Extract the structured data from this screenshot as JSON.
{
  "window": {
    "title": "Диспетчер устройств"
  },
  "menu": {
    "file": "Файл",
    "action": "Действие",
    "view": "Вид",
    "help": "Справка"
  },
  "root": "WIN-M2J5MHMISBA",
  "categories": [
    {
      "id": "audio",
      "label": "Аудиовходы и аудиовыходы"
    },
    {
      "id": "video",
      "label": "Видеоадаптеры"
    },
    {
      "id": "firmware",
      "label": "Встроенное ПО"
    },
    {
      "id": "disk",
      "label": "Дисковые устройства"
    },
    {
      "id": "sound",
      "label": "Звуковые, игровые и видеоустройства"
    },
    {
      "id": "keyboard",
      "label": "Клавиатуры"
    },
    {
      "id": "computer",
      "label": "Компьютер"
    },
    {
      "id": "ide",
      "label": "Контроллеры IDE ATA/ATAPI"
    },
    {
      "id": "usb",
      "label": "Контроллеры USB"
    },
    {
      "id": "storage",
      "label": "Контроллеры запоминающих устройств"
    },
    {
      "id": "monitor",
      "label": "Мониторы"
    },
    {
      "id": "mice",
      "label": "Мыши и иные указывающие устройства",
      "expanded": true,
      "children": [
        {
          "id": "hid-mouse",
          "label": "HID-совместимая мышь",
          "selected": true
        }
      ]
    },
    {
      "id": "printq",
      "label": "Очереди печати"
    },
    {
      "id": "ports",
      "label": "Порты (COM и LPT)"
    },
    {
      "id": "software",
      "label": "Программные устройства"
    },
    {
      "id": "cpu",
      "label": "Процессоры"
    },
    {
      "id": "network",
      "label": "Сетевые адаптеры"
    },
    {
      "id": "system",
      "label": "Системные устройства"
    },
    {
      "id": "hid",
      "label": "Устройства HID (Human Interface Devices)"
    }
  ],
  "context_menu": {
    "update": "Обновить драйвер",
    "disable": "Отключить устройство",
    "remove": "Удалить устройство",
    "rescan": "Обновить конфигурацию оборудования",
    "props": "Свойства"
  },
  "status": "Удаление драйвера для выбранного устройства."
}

# # # # #

Requirements: Hand back the material above in full, exactly as written.

Exercise output:
Extract the structured data from this screenshot as JSON.
{
  "window": {
    "title": "Диспетчер устройств"
  },
  "menu": {
    "file": "Файл",
    "action": "Действие",
    "view": "Вид",
    "help": "Справка"
  },
  "root": "WIN-M2J5MHMISBA",
  "categories": [
    {
      "id": "audio",
      "label": "Аудиовходы и аудиовыходы"
    },
    {
      "id": "video",
      "label": "Видеоадаптеры"
    },
    {
      "id": "firmware",
      "label": "Встроенное ПО"
    },
    {
      "id": "disk",
      "label": "Дисковые устройства"
    },
    {
      "id": "sound",
      "label": "Звуковые, игровые и видеоустройства"
    },
    {
      "id": "keyboard",
      "label": "Клавиатуры"
    },
    {
      "id": "computer",
      "label": "Компьютер"
    },
    {
      "id": "ide",
      "label": "Контроллеры IDE ATA/ATAPI"
    },
    {
      "id": "usb",
      "label": "Контроллеры USB"
    },
    {
      "id": "storage",
      "label": "Контроллеры запоминающих устройств"
    },
    {
      "id": "monitor",
      "label": "Мониторы"
    },
    {
      "id": "mice",
      "label": "Мыши и иные указывающие устройства",
      "expanded": true,
      "children": [
        {
          "id": "hid-mouse",
          "label": "HID-совместимая мышь",
          "selected": true
        }
      ]
    },
    {
      "id": "printq",
      "label": "Очереди печати"
    },
    {
      "id": "ports",
      "label": "Порты (COM и LPT)"
    },
    {
      "id": "software",
      "label": "Программные устройства"
    },
    {
      "id": "cpu",
      "label": "Процессоры"
    },
    {
      "id": "network",
      "label": "Сетевые адаптеры"
    },
    {
      "id": "system",
      "label": "Системные устройства"
    },
    {
      "id": "hid",
      "label": "Устройства HID (Human Interface Devices)"
    }
  ],
  "context_menu": {
    "update": "Обновить драйвер",
    "disable": "Отключить устройство",
    "remove": "Удалить устройство",
    "rescan": "Обновить конфигурацию оборудования",
    "props": "Свойства"
  },
  "status": "Удаление драйвера для выбранного устройства."
}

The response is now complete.